• **Material for the task**:

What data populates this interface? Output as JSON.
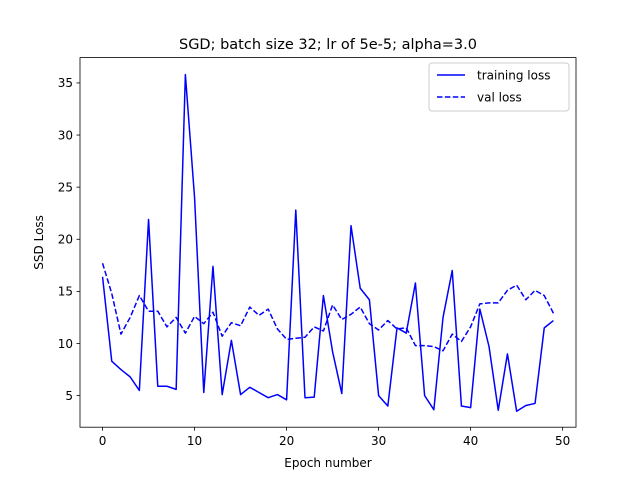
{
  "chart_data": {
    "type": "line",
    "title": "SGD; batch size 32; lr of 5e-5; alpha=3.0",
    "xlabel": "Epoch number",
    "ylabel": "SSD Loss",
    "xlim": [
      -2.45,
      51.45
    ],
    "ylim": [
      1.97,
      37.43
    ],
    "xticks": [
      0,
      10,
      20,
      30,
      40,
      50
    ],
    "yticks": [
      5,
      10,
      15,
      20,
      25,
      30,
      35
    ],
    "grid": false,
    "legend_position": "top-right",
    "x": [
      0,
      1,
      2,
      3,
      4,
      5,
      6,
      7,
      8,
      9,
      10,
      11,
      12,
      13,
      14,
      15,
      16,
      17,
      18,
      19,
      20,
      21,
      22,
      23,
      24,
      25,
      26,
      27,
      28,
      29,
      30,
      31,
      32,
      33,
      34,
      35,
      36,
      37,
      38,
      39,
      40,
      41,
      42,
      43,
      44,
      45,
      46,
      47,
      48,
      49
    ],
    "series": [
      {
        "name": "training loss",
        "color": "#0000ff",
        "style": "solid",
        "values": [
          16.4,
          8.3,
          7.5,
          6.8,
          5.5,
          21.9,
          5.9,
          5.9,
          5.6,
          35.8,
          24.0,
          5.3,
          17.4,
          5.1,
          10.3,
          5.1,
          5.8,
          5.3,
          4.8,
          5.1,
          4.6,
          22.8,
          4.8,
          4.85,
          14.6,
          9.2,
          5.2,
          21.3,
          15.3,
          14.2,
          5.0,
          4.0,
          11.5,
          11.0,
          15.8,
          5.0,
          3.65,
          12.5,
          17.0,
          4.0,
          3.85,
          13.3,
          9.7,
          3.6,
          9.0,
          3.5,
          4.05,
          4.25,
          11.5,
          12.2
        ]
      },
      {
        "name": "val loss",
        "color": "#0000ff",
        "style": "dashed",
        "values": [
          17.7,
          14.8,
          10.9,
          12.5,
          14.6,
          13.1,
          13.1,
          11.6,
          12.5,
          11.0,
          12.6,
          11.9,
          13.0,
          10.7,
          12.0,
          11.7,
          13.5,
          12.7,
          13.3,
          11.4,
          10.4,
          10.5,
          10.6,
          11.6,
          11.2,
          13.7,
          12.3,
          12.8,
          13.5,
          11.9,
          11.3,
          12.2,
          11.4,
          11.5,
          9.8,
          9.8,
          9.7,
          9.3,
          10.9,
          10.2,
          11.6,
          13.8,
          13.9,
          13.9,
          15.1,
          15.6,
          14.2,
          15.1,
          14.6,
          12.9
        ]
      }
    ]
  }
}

• **What is needed**:
Print every record above exactly as written, leaving out the pictures.

• **Answer to this exercise**:
What data populates this interface? Output as JSON.
{
  "chart_data": {
    "type": "line",
    "title": "SGD; batch size 32; lr of 5e-5; alpha=3.0",
    "xlabel": "Epoch number",
    "ylabel": "SSD Loss",
    "xlim": [
      -2.45,
      51.45
    ],
    "ylim": [
      1.97,
      37.43
    ],
    "xticks": [
      0,
      10,
      20,
      30,
      40,
      50
    ],
    "yticks": [
      5,
      10,
      15,
      20,
      25,
      30,
      35
    ],
    "grid": false,
    "legend_position": "top-right",
    "x": [
      0,
      1,
      2,
      3,
      4,
      5,
      6,
      7,
      8,
      9,
      10,
      11,
      12,
      13,
      14,
      15,
      16,
      17,
      18,
      19,
      20,
      21,
      22,
      23,
      24,
      25,
      26,
      27,
      28,
      29,
      30,
      31,
      32,
      33,
      34,
      35,
      36,
      37,
      38,
      39,
      40,
      41,
      42,
      43,
      44,
      45,
      46,
      47,
      48,
      49
    ],
    "series": [
      {
        "name": "training loss",
        "color": "#0000ff",
        "style": "solid",
        "values": [
          16.4,
          8.3,
          7.5,
          6.8,
          5.5,
          21.9,
          5.9,
          5.9,
          5.6,
          35.8,
          24.0,
          5.3,
          17.4,
          5.1,
          10.3,
          5.1,
          5.8,
          5.3,
          4.8,
          5.1,
          4.6,
          22.8,
          4.8,
          4.85,
          14.6,
          9.2,
          5.2,
          21.3,
          15.3,
          14.2,
          5.0,
          4.0,
          11.5,
          11.0,
          15.8,
          5.0,
          3.65,
          12.5,
          17.0,
          4.0,
          3.85,
          13.3,
          9.7,
          3.6,
          9.0,
          3.5,
          4.05,
          4.25,
          11.5,
          12.2
        ]
      },
      {
        "name": "val loss",
        "color": "#0000ff",
        "style": "dashed",
        "values": [
          17.7,
          14.8,
          10.9,
          12.5,
          14.6,
          13.1,
          13.1,
          11.6,
          12.5,
          11.0,
          12.6,
          11.9,
          13.0,
          10.7,
          12.0,
          11.7,
          13.5,
          12.7,
          13.3,
          11.4,
          10.4,
          10.5,
          10.6,
          11.6,
          11.2,
          13.7,
          12.3,
          12.8,
          13.5,
          11.9,
          11.3,
          12.2,
          11.4,
          11.5,
          9.8,
          9.8,
          9.7,
          9.3,
          10.9,
          10.2,
          11.6,
          13.8,
          13.9,
          13.9,
          15.1,
          15.6,
          14.2,
          15.1,
          14.6,
          12.9
        ]
      }
    ]
  }
}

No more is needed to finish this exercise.